> Problem to work on
Print out each entry below exactly, please.

(Recorded data)
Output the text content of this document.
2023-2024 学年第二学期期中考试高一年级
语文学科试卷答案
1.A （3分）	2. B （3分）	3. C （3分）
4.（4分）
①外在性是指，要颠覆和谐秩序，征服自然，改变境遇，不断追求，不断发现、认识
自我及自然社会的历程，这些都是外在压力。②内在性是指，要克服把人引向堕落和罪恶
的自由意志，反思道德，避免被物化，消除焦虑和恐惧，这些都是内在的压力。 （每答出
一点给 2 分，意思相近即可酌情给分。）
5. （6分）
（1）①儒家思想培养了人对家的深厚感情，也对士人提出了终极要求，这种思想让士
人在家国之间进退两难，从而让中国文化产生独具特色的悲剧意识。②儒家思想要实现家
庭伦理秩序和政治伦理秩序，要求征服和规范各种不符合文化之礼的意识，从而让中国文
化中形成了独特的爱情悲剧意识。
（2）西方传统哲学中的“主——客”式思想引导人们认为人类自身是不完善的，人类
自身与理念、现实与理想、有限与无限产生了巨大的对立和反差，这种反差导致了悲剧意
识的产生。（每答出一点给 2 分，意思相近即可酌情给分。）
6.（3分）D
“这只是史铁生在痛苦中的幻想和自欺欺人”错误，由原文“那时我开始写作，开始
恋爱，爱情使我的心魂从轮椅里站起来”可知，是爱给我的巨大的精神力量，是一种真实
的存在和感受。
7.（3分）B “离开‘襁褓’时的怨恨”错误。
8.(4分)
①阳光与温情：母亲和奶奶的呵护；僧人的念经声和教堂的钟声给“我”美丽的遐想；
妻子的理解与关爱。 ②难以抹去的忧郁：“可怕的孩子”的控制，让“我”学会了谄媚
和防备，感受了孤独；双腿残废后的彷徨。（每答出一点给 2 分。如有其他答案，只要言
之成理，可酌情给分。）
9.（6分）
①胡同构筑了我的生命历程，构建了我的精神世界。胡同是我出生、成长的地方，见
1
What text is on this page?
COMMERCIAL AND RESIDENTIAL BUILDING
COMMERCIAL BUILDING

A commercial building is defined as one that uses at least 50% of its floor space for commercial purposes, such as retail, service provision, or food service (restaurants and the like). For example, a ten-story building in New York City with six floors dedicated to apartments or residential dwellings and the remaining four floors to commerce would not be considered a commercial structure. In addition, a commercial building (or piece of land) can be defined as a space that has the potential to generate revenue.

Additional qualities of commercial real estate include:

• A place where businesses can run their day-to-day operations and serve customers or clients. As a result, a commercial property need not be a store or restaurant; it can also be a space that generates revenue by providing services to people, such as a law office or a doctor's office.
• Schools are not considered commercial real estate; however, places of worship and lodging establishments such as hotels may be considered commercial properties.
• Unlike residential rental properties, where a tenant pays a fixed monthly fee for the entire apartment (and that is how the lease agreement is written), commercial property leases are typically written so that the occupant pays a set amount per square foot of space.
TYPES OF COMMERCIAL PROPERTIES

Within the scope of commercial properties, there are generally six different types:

> Solution to this exercise
Output the text content of this document.
2023-2024 学年第二学期期中考试高一年级
语文学科试卷答案
1.A （3分）	2. B （3分）	3. C （3分）
4.（4分）
①外在性是指，要颠覆和谐秩序，征服自然，改变境遇，不断追求，不断发现、认识
自我及自然社会的历程，这些都是外在压力。②内在性是指，要克服把人引向堕落和罪恶
的自由意志，反思道德，避免被物化，消除焦虑和恐惧，这些都是内在的压力。 （每答出
一点给 2 分，意思相近即可酌情给分。）
5. （6分）
（1）①儒家思想培养了人对家的深厚感情，也对士人提出了终极要求，这种思想让士
人在家国之间进退两难，从而让中国文化产生独具特色的悲剧意识。②儒家思想要实现家
庭伦理秩序和政治伦理秩序，要求征服和规范各种不符合文化之礼的意识，从而让中国文
化中形成了独特的爱情悲剧意识。
（2）西方传统哲学中的“主——客”式思想引导人们认为人类自身是不完善的，人类
自身与理念、现实与理想、有限与无限产生了巨大的对立和反差，这种反差导致了悲剧意
识的产生。（每答出一点给 2 分，意思相近即可酌情给分。）
6.（3分）D
“这只是史铁生在痛苦中的幻想和自欺欺人”错误，由原文“那时我开始写作，开始
恋爱，爱情使我的心魂从轮椅里站起来”可知，是爱给我的巨大的精神力量，是一种真实
的存在和感受。
7.（3分）B “离开‘襁褓’时的怨恨”错误。
8.(4分)
①阳光与温情：母亲和奶奶的呵护；僧人的念经声和教堂的钟声给“我”美丽的遐想；
妻子的理解与关爱。 ②难以抹去的忧郁：“可怕的孩子”的控制，让“我”学会了谄媚
和防备，感受了孤独；双腿残废后的彷徨。（每答出一点给 2 分。如有其他答案，只要言
之成理，可酌情给分。）
9.（6分）
①胡同构筑了我的生命历程，构建了我的精神世界。胡同是我出生、成长的地方，见
1
What text is on this page?
COMMERCIAL AND RESIDENTIAL BUILDING
COMMERCIAL BUILDING

A commercial building is defined as one that uses at least 50% of its floor space for commercial purposes, such as retail, service provision, or food service (restaurants and the like). For example, a ten-story building in New York City with six floors dedicated to apartments or residential dwellings and the remaining four floors to commerce would not be considered a commercial structure. In addition, a commercial building (or piece of land) can be defined as a space that has the potential to generate revenue.

Additional qualities of commercial real estate include:

• A place where businesses can run their day-to-day operations and serve customers or clients. As a result, a commercial property need not be a store or restaurant; it can also be a space that generates revenue by providing services to people, such as a law office or a doctor's office.
• Schools are not considered commercial real estate; however, places of worship and lodging establishments such as hotels may be considered commercial properties.
• Unlike residential rental properties, where a tenant pays a fixed monthly fee for the entire apartment (and that is how the lease agreement is written), commercial property leases are typically written so that the occupant pays a set amount per square foot of space.
TYPES OF COMMERCIAL PROPERTIES

Within the scope of commercial properties, there are generally six different types:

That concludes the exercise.